▶ **RECORDED INFORMATION**:
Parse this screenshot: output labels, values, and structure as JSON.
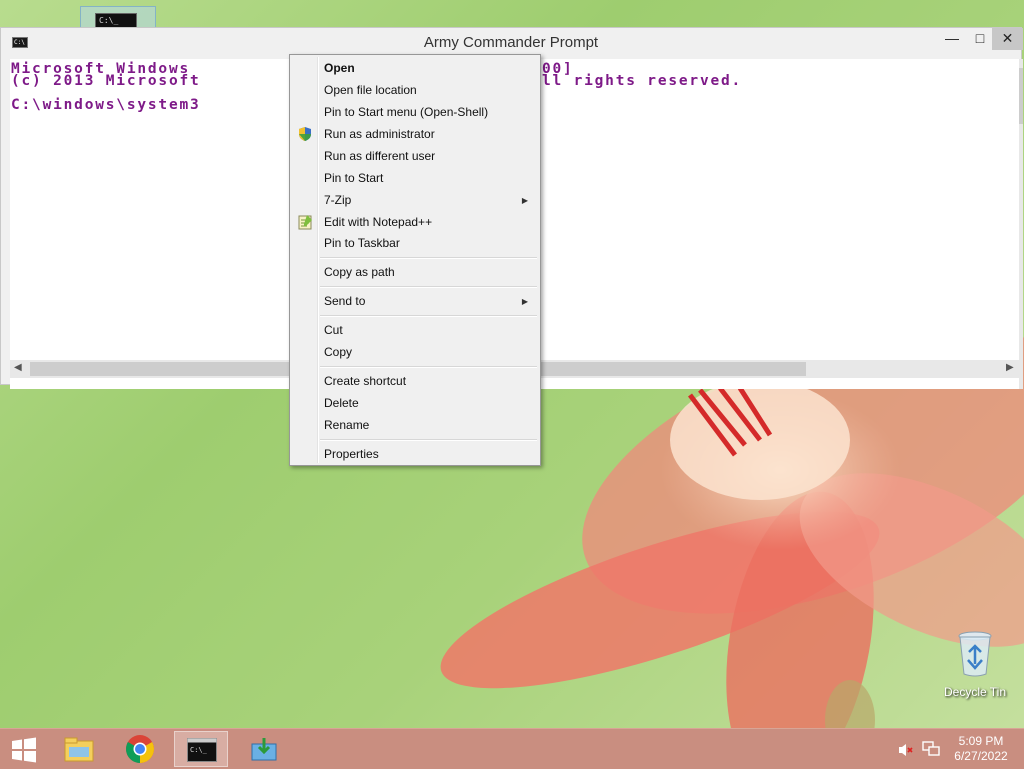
{
  "console": {
    "title": "Army Commander Prompt",
    "lines": [
      "Microsoft Windows [Version 6.3.9600]",
      "(c) 2013 Microsoft Corporation. All rights reserved.",
      "C:\\windows\\system32>"
    ],
    "line_visible": [
      "Microsoft Windows",
      "(c) 2013 Microsoft",
      "C:\\windows\\system3",
      "00]",
      "ll rights reserved."
    ]
  },
  "context_menu": {
    "items": [
      {
        "label": "Open",
        "bold": true
      },
      {
        "label": "Open file location"
      },
      {
        "label": "Pin to Start menu (Open-Shell)"
      },
      {
        "label": "Run as administrator",
        "icon": "uac-shield-icon"
      },
      {
        "label": "Run as different user"
      },
      {
        "label": "Pin to Start"
      },
      {
        "label": "7-Zip",
        "submenu": true
      },
      {
        "label": "Edit with Notepad++",
        "icon": "notepad-plus-plus-icon"
      },
      {
        "label": "Pin to Taskbar"
      },
      {
        "label": "Copy as path"
      },
      {
        "label": "Send to",
        "submenu": true
      },
      {
        "label": "Cut"
      },
      {
        "label": "Copy"
      },
      {
        "label": "Create shortcut"
      },
      {
        "label": "Delete"
      },
      {
        "label": "Rename"
      },
      {
        "label": "Properties"
      }
    ]
  },
  "desktop": {
    "recycle_bin_label": "Decycle Tin"
  },
  "taskbar": {
    "time": "5:09 PM",
    "date": "6/27/2022",
    "items": [
      "start-icon",
      "file-explorer-icon",
      "chrome-icon",
      "command-prompt-icon",
      "install-icon"
    ]
  },
  "colors": {
    "console_text": "#7e1a88",
    "taskbar": "#c98e80"
  }
}
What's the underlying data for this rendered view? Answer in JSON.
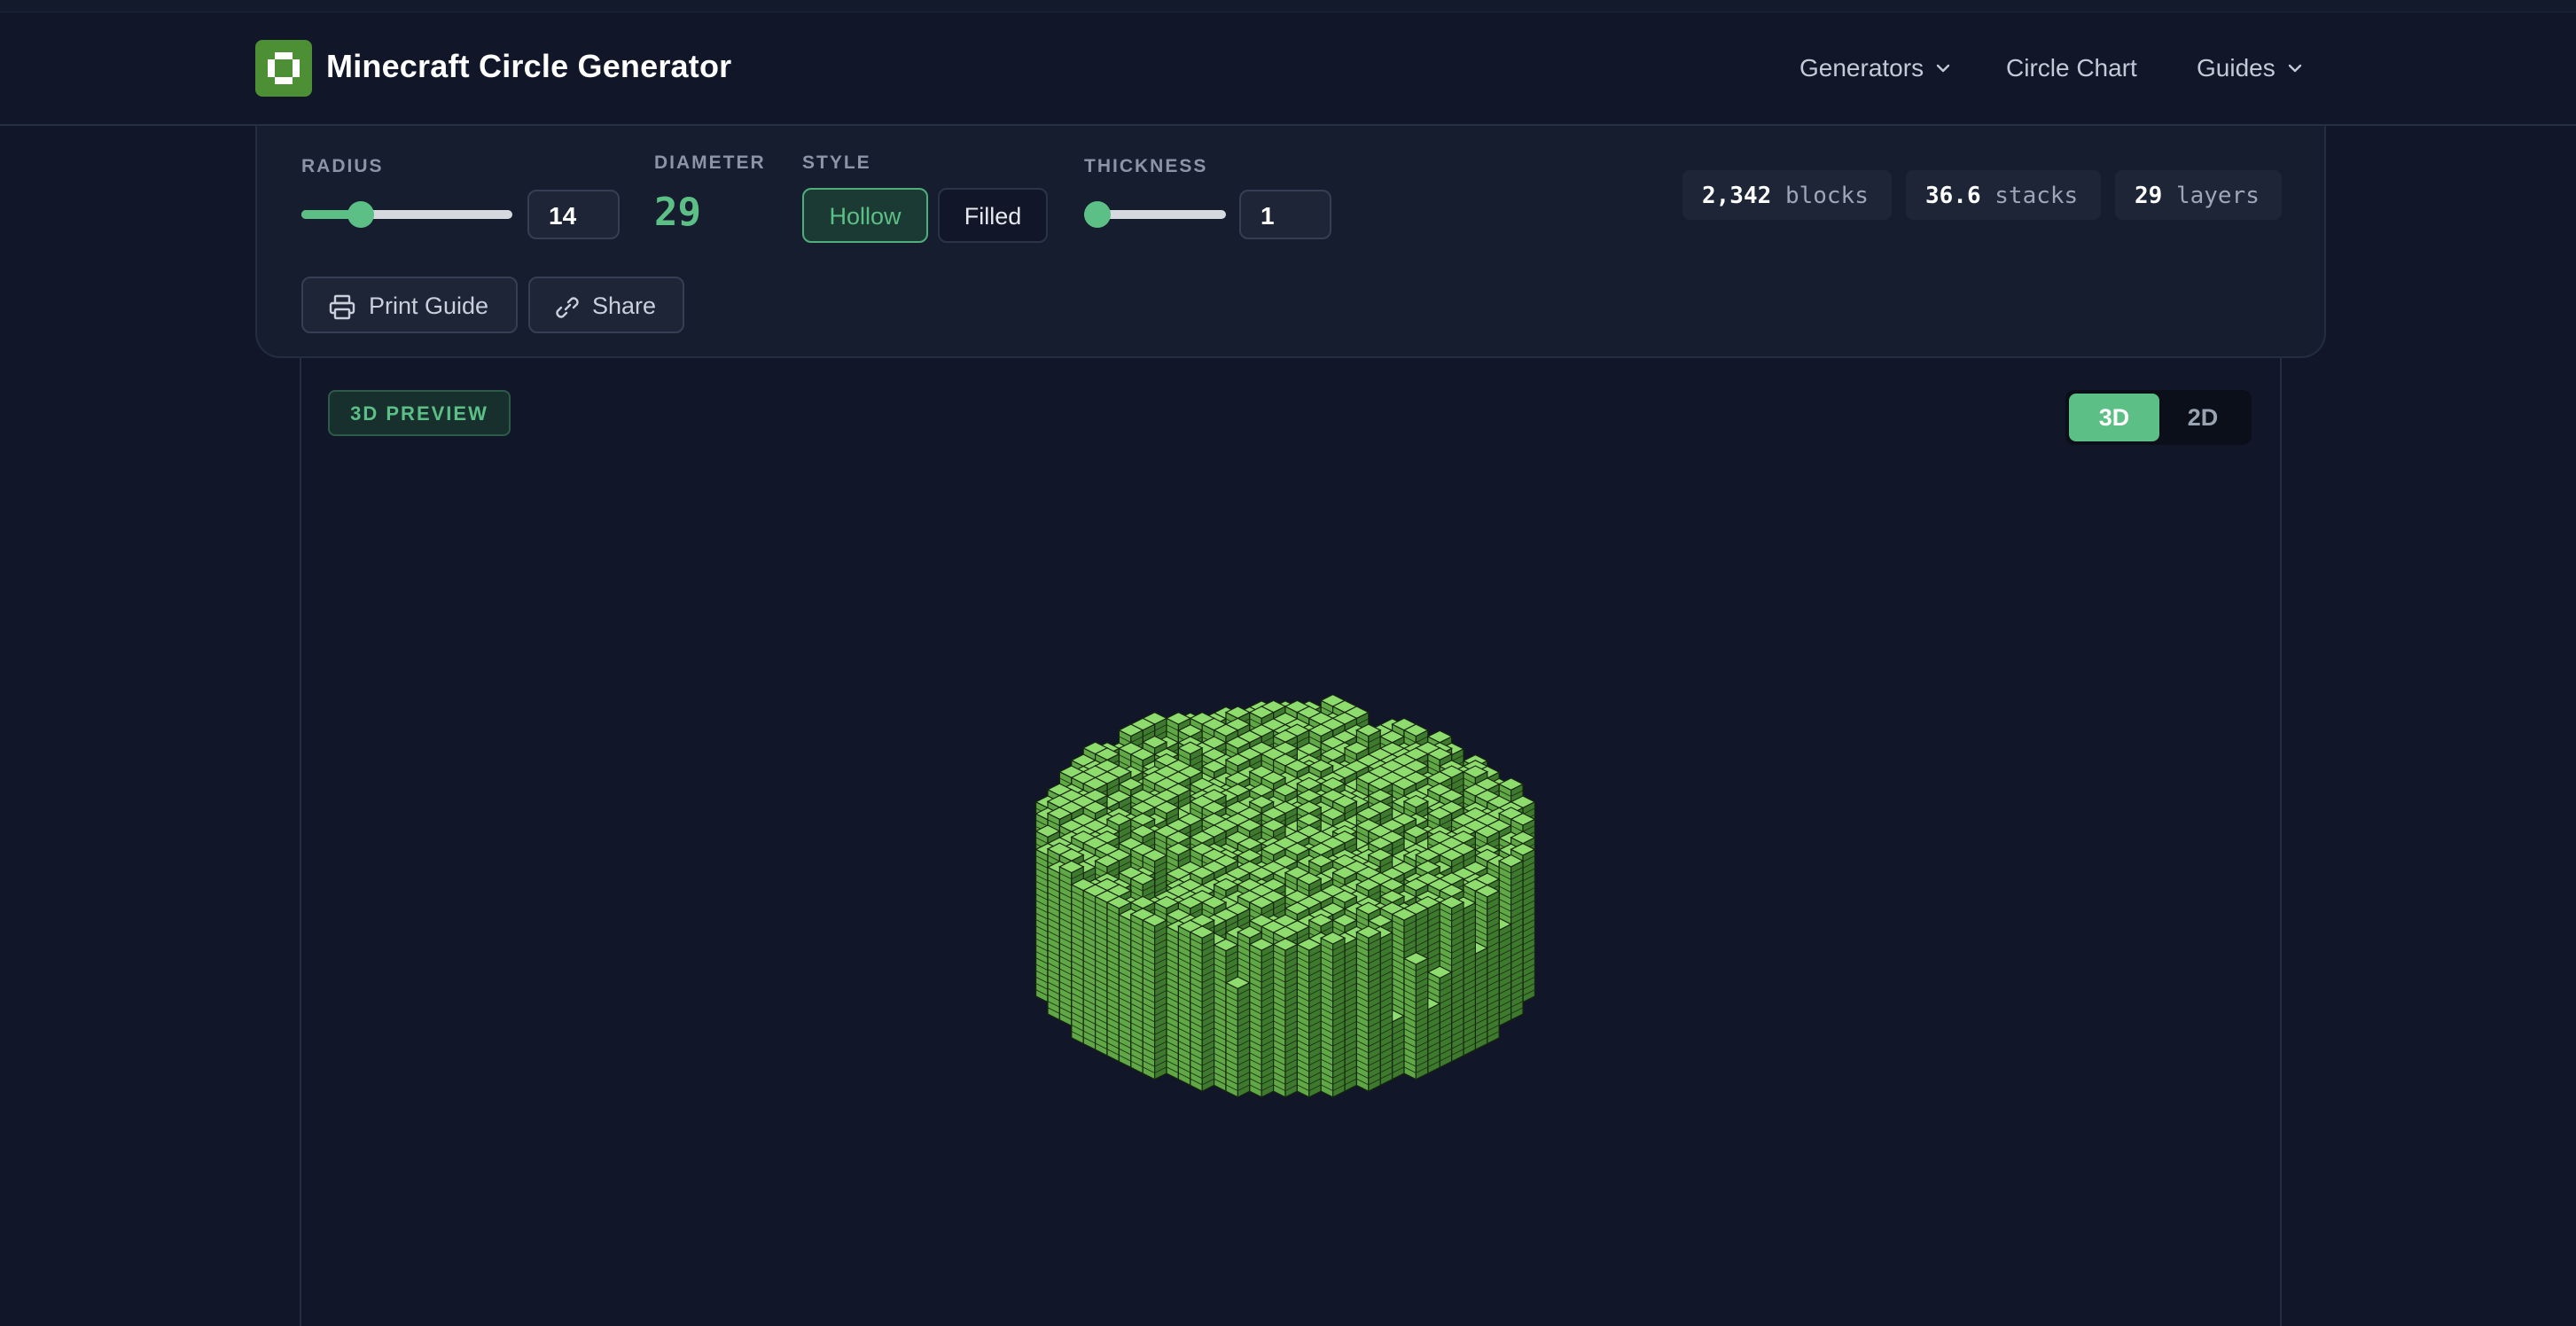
{
  "header": {
    "brand": "Minecraft Circle Generator",
    "logo_icon": "circle-block-icon",
    "nav": [
      {
        "label": "Generators",
        "dropdown": true
      },
      {
        "label": "Circle Chart",
        "dropdown": false
      },
      {
        "label": "Guides",
        "dropdown": true
      }
    ]
  },
  "controls": {
    "radius": {
      "label": "RADIUS",
      "value": "14",
      "slider_fraction": 0.28
    },
    "diameter": {
      "label": "DIAMETER",
      "value": "29"
    },
    "style": {
      "label": "STYLE",
      "options": [
        "Hollow",
        "Filled"
      ],
      "selected": "Hollow"
    },
    "thickness": {
      "label": "THICKNESS",
      "value": "1",
      "slider_fraction": 0.0
    },
    "print_label": "Print Guide",
    "share_label": "Share"
  },
  "stats": [
    {
      "value": "2,342",
      "unit": "blocks"
    },
    {
      "value": "36.6",
      "unit": "stacks"
    },
    {
      "value": "29",
      "unit": "layers"
    }
  ],
  "preview": {
    "tag": "3D PREVIEW",
    "modes": [
      "3D",
      "2D"
    ],
    "active_mode": "3D"
  },
  "colors": {
    "accent": "#5cbf85",
    "block_top": "#8fdc6e",
    "block_left": "#5fa845",
    "block_right": "#3e7a2e",
    "background": "#111729"
  }
}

▶ **YOUR INSTRUCTIONS**: Restate the whole listing above exactly, please, omitting every image.

▶ **RESPONSE TO THE TASK**:
Parse this screenshot: output labels, values, and structure as JSON.
{
  "console": {
    "title": "Army Commander Prompt",
    "lines": [
      "Microsoft Windows [Version 6.3.9600]",
      "(c) 2013 Microsoft Corporation. All rights reserved.",
      "C:\\windows\\system32>"
    ],
    "line_visible": [
      "Microsoft Windows",
      "(c) 2013 Microsoft",
      "C:\\windows\\system3",
      "00]",
      "ll rights reserved."
    ]
  },
  "context_menu": {
    "items": [
      {
        "label": "Open",
        "bold": true
      },
      {
        "label": "Open file location"
      },
      {
        "label": "Pin to Start menu (Open-Shell)"
      },
      {
        "label": "Run as administrator",
        "icon": "uac-shield-icon"
      },
      {
        "label": "Run as different user"
      },
      {
        "label": "Pin to Start"
      },
      {
        "label": "7-Zip",
        "submenu": true
      },
      {
        "label": "Edit with Notepad++",
        "icon": "notepad-plus-plus-icon"
      },
      {
        "label": "Pin to Taskbar"
      },
      {
        "label": "Copy as path"
      },
      {
        "label": "Send to",
        "submenu": true
      },
      {
        "label": "Cut"
      },
      {
        "label": "Copy"
      },
      {
        "label": "Create shortcut"
      },
      {
        "label": "Delete"
      },
      {
        "label": "Rename"
      },
      {
        "label": "Properties"
      }
    ]
  },
  "desktop": {
    "recycle_bin_label": "Decycle Tin"
  },
  "taskbar": {
    "time": "5:09 PM",
    "date": "6/27/2022",
    "items": [
      "start-icon",
      "file-explorer-icon",
      "chrome-icon",
      "command-prompt-icon",
      "install-icon"
    ]
  },
  "colors": {
    "console_text": "#7e1a88",
    "taskbar": "#c98e80"
  }
}
What's the underlying data for this rendered view? Answer in JSON.
{
  "header": {
    "brand": "Minecraft Circle Generator",
    "logo_icon": "circle-block-icon",
    "nav": [
      {
        "label": "Generators",
        "dropdown": true
      },
      {
        "label": "Circle Chart",
        "dropdown": false
      },
      {
        "label": "Guides",
        "dropdown": true
      }
    ]
  },
  "controls": {
    "radius": {
      "label": "RADIUS",
      "value": "14",
      "slider_fraction": 0.28
    },
    "diameter": {
      "label": "DIAMETER",
      "value": "29"
    },
    "style": {
      "label": "STYLE",
      "options": [
        "Hollow",
        "Filled"
      ],
      "selected": "Hollow"
    },
    "thickness": {
      "label": "THICKNESS",
      "value": "1",
      "slider_fraction": 0.0
    },
    "print_label": "Print Guide",
    "share_label": "Share"
  },
  "stats": [
    {
      "value": "2,342",
      "unit": "blocks"
    },
    {
      "value": "36.6",
      "unit": "stacks"
    },
    {
      "value": "29",
      "unit": "layers"
    }
  ],
  "preview": {
    "tag": "3D PREVIEW",
    "modes": [
      "3D",
      "2D"
    ],
    "active_mode": "3D"
  },
  "colors": {
    "accent": "#5cbf85",
    "block_top": "#8fdc6e",
    "block_left": "#5fa845",
    "block_right": "#3e7a2e",
    "background": "#111729"
  }
}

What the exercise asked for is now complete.